Write out the full listing exactly as given, minus the images.
======== Materials provided ========
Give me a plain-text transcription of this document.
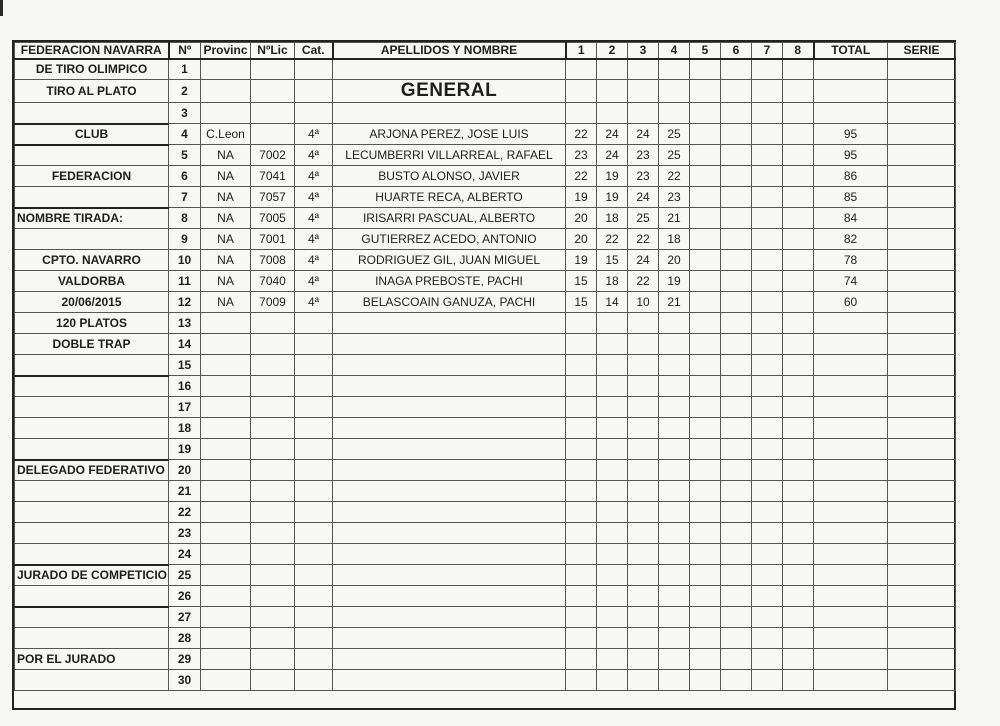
FEDERACION NAVARRA	Nº	Provinc	NºLic	Cat.	APELLIDOS Y NOMBRE	1	2	3	4	5	6	7	8	TOTAL	SERIE
DE TIRO OLIMPICO	1														
TIRO AL PLATO	2				GENERAL										
	3														
CLUB	4	C.Leon		4ª	ARJONA PEREZ, JOSE LUIS	22	24	24	25					95	
	5	NA	7002	4ª	LECUMBERRI VILLARREAL, RAFAEL	23	24	23	25					95	
FEDERACION	6	NA	7041	4ª	BUSTO ALONSO, JAVIER	22	19	23	22					86	
	7	NA	7057	4ª	HUARTE RECA, ALBERTO	19	19	24	23					85	
NOMBRE TIRADA:	8	NA	7005	4ª	IRISARRI PASCUAL, ALBERTO	20	18	25	21					84	
	9	NA	7001	4ª	GUTIERREZ ACEDO, ANTONIO	20	22	22	18					82	
CPTO. NAVARRO	10	NA	7008	4ª	RODRIGUEZ GIL, JUAN MIGUEL	19	15	24	20					78	
VALDORBA	11	NA	7040	4ª	INAGA PREBOSTE, PACHI	15	18	22	19					74	
20/06/2015	12	NA	7009	4ª	BELASCOAIN GANUZA, PACHI	15	14	10	21					60	
120 PLATOS	13														
DOBLE TRAP	14														
	15														
	16														
	17														
	18														
	19														
DELEGADO FEDERATIVO	20														
	21														
	22														
	23														
	24														
JURADO DE COMPETICIO	25														
	26														
	27														
	28														
POR EL JURADO	29														
	30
========
Full solution:
Give me a plain-text transcription of this document.
FEDERACION NAVARRA	Nº	Provinc	NºLic	Cat.	APELLIDOS Y NOMBRE	1	2	3	4	5	6	7	8	TOTAL	SERIE
DE TIRO OLIMPICO	1														
TIRO AL PLATO	2				GENERAL										
	3														
CLUB	4	C.Leon		4ª	ARJONA PEREZ, JOSE LUIS	22	24	24	25					95	
	5	NA	7002	4ª	LECUMBERRI VILLARREAL, RAFAEL	23	24	23	25					95	
FEDERACION	6	NA	7041	4ª	BUSTO ALONSO, JAVIER	22	19	23	22					86	
	7	NA	7057	4ª	HUARTE RECA, ALBERTO	19	19	24	23					85	
NOMBRE TIRADA:	8	NA	7005	4ª	IRISARRI PASCUAL, ALBERTO	20	18	25	21					84	
	9	NA	7001	4ª	GUTIERREZ ACEDO, ANTONIO	20	22	22	18					82	
CPTO. NAVARRO	10	NA	7008	4ª	RODRIGUEZ GIL, JUAN MIGUEL	19	15	24	20					78	
VALDORBA	11	NA	7040	4ª	INAGA PREBOSTE, PACHI	15	18	22	19					74	
20/06/2015	12	NA	7009	4ª	BELASCOAIN GANUZA, PACHI	15	14	10	21					60	
120 PLATOS	13														
DOBLE TRAP	14														
	15														
	16														
	17														
	18														
	19														
DELEGADO FEDERATIVO	20														
	21														
	22														
	23														
	24														
JURADO DE COMPETICIO	25														
	26														
	27														
	28														
POR EL JURADO	29														
	30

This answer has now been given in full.